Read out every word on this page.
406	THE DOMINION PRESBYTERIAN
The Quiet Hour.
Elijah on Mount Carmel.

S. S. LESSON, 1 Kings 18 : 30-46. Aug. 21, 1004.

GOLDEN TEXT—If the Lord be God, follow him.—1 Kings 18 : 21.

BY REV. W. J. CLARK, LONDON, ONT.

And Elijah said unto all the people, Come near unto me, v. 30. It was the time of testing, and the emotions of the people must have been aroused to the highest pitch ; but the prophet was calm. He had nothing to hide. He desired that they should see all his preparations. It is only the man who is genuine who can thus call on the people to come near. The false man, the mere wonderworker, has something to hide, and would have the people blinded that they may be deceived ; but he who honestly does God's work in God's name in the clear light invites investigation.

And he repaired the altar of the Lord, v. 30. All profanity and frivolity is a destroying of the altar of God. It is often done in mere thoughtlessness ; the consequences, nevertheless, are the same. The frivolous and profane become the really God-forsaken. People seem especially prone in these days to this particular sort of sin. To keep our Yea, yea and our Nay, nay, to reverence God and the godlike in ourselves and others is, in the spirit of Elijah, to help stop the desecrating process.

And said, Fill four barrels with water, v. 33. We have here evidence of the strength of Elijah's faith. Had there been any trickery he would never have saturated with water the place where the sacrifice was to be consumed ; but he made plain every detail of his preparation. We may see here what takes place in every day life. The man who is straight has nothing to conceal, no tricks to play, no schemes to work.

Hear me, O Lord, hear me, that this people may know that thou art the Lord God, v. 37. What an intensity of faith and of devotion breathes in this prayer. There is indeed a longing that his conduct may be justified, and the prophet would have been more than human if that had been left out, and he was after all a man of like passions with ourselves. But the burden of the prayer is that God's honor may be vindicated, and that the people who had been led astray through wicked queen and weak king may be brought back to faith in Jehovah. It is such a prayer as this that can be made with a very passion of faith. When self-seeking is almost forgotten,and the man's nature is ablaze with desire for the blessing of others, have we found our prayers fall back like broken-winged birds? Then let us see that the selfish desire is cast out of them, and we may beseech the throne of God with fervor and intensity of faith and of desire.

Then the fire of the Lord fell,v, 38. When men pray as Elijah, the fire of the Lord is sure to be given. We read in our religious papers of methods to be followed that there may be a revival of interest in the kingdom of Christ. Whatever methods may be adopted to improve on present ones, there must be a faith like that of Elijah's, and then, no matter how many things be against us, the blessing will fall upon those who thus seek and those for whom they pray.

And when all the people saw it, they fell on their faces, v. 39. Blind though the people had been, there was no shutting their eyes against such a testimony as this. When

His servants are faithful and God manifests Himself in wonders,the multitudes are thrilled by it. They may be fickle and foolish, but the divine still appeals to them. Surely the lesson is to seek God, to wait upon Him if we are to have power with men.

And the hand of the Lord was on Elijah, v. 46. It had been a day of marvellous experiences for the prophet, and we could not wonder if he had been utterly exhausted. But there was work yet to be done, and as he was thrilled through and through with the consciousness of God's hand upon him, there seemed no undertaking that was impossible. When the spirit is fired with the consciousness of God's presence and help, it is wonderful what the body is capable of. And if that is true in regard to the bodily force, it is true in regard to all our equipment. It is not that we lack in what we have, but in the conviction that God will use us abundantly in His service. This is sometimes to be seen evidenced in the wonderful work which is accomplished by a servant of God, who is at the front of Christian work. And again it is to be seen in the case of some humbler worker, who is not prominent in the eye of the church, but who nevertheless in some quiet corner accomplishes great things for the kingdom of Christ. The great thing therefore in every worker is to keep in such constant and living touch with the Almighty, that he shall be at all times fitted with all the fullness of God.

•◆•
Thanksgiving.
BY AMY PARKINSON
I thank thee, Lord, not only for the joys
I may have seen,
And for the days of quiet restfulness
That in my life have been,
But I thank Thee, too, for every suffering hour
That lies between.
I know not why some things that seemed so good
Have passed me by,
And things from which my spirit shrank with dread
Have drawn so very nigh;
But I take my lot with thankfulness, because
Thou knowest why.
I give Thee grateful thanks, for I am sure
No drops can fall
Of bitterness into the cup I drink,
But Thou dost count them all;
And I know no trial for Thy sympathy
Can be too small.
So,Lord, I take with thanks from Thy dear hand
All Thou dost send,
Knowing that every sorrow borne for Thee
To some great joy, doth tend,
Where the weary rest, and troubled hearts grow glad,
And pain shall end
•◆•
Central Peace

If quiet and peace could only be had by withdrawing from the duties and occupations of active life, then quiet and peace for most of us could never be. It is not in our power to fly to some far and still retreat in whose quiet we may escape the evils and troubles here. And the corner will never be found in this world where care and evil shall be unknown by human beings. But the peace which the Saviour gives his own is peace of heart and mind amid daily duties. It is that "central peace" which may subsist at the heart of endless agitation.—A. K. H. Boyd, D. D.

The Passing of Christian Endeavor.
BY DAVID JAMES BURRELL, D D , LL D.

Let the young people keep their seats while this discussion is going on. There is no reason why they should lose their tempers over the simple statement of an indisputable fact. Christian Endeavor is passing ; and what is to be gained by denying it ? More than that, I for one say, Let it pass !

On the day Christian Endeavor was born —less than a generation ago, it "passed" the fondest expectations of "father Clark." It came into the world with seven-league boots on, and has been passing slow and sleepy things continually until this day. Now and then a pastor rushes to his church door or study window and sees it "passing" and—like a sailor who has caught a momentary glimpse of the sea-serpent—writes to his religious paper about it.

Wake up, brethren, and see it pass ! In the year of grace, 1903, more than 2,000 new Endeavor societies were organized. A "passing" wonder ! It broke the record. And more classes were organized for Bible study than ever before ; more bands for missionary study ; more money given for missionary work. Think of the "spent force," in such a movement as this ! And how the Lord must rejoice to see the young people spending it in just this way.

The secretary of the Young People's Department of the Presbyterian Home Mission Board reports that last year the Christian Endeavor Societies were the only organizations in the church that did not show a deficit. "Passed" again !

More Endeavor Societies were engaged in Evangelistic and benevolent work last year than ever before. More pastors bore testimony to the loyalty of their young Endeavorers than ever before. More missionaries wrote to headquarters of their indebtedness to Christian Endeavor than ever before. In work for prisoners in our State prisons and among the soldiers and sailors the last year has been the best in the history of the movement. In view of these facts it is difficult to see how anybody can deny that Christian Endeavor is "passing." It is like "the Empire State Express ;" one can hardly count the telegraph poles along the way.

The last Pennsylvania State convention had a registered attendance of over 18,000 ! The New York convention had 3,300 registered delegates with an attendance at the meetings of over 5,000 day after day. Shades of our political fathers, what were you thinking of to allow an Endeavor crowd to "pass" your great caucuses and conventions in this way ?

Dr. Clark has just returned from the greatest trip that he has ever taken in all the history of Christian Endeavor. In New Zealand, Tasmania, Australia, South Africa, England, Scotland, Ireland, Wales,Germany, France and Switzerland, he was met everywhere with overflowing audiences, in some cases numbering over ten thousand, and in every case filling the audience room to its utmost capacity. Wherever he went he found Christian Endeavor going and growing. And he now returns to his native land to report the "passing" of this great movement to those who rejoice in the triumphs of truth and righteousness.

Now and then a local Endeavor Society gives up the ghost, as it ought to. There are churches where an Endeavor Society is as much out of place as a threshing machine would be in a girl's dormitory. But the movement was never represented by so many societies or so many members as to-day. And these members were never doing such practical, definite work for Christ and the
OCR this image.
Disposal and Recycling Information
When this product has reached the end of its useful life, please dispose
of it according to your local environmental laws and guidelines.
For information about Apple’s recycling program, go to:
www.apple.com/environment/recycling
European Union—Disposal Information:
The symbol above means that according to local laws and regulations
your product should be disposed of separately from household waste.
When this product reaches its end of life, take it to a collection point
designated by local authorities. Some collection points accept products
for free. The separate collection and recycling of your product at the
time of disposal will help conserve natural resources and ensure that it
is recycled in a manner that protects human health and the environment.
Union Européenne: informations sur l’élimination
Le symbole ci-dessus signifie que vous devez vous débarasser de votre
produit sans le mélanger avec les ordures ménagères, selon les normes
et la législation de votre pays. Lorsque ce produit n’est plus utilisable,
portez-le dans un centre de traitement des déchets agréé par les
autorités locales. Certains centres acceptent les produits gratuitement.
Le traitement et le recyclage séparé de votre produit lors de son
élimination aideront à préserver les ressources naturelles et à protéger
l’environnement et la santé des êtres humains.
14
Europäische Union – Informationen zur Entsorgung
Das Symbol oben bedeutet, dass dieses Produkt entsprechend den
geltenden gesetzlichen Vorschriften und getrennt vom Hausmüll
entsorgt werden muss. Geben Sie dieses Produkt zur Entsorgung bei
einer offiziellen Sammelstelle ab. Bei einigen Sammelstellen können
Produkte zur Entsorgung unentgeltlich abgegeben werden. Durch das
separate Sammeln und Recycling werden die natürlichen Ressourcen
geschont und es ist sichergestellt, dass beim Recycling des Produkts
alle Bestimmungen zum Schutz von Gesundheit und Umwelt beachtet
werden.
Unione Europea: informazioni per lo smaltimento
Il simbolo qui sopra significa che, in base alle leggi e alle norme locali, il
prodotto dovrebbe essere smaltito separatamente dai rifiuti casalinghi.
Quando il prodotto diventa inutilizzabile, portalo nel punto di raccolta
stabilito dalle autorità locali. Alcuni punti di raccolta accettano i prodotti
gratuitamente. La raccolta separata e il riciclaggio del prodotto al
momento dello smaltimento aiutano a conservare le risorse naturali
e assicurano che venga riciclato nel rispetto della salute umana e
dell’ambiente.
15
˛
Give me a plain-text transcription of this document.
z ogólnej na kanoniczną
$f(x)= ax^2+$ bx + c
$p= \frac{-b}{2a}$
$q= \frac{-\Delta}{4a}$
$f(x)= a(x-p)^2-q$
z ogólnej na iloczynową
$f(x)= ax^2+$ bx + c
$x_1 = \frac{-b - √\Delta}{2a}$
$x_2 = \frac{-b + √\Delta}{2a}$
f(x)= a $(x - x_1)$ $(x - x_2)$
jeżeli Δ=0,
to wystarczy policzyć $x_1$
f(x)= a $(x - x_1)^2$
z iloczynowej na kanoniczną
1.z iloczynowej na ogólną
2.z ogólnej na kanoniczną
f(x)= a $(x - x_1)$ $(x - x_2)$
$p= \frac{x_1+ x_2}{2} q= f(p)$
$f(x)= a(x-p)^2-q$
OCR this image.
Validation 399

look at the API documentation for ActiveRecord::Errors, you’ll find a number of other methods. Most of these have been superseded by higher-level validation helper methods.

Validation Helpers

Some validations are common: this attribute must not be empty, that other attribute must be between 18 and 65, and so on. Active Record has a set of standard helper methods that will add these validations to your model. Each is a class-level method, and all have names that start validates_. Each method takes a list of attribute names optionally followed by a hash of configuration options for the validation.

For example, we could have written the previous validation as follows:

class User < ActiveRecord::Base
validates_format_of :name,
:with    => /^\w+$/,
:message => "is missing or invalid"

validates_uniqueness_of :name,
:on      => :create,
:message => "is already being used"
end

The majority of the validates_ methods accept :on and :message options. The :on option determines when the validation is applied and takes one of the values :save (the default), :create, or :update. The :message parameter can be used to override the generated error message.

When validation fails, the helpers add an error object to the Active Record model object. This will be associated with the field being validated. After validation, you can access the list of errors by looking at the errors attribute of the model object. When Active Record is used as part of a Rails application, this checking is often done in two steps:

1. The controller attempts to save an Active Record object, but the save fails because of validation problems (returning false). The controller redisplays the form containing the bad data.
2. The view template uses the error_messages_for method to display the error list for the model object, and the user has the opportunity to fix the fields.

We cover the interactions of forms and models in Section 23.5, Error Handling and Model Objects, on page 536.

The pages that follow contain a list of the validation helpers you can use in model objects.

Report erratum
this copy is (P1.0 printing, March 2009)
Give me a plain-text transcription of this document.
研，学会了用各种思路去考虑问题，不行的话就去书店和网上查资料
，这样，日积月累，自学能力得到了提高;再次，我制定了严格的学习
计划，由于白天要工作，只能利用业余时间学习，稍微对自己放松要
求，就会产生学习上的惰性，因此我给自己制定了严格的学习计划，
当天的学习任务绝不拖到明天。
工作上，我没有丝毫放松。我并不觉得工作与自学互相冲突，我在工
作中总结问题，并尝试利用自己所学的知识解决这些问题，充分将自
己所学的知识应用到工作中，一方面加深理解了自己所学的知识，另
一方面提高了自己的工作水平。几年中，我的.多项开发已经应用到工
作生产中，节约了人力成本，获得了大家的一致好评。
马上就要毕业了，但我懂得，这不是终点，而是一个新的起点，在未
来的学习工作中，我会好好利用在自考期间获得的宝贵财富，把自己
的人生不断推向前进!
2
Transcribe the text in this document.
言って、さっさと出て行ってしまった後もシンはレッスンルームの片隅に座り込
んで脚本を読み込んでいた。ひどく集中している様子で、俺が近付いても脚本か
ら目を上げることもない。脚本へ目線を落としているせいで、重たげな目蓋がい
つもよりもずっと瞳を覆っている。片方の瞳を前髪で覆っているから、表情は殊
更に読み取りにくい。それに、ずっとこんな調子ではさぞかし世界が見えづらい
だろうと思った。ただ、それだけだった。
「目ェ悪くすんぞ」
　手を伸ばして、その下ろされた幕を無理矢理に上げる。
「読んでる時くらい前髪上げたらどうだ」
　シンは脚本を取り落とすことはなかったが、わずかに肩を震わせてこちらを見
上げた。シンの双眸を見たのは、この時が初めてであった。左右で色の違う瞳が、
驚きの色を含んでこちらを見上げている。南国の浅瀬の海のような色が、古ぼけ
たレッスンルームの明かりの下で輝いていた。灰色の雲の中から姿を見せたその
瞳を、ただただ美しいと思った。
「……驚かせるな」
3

--- --- ---

→ WHAT THE EXERCISE ASKS
Reproduce, word for word, only the lines from the one that contains "Transcribe the text in this document." through the final line.

→ RESULT OF THE EXERCISE
Transcribe the text in this document.
言って、さっさと出て行ってしまった後もシンはレッスンルームの片隅に座り込
んで脚本を読み込んでいた。ひどく集中している様子で、俺が近付いても脚本か
ら目を上げることもない。脚本へ目線を落としているせいで、重たげな目蓋がい
つもよりもずっと瞳を覆っている。片方の瞳を前髪で覆っているから、表情は殊
更に読み取りにくい。それに、ずっとこんな調子ではさぞかし世界が見えづらい
だろうと思った。ただ、それだけだった。
「目ェ悪くすんぞ」
　手を伸ばして、その下ろされた幕を無理矢理に上げる。
「読んでる時くらい前髪上げたらどうだ」
　シンは脚本を取り落とすことはなかったが、わずかに肩を震わせてこちらを見
上げた。シンの双眸を見たのは、この時が初めてであった。左右で色の違う瞳が、
驚きの色を含んでこちらを見上げている。南国の浅瀬の海のような色が、古ぼけ
たレッスンルームの明かりの下で輝いていた。灰色の雲の中から姿を見せたその
瞳を、ただただ美しいと思った。
「……驚かせるな」
3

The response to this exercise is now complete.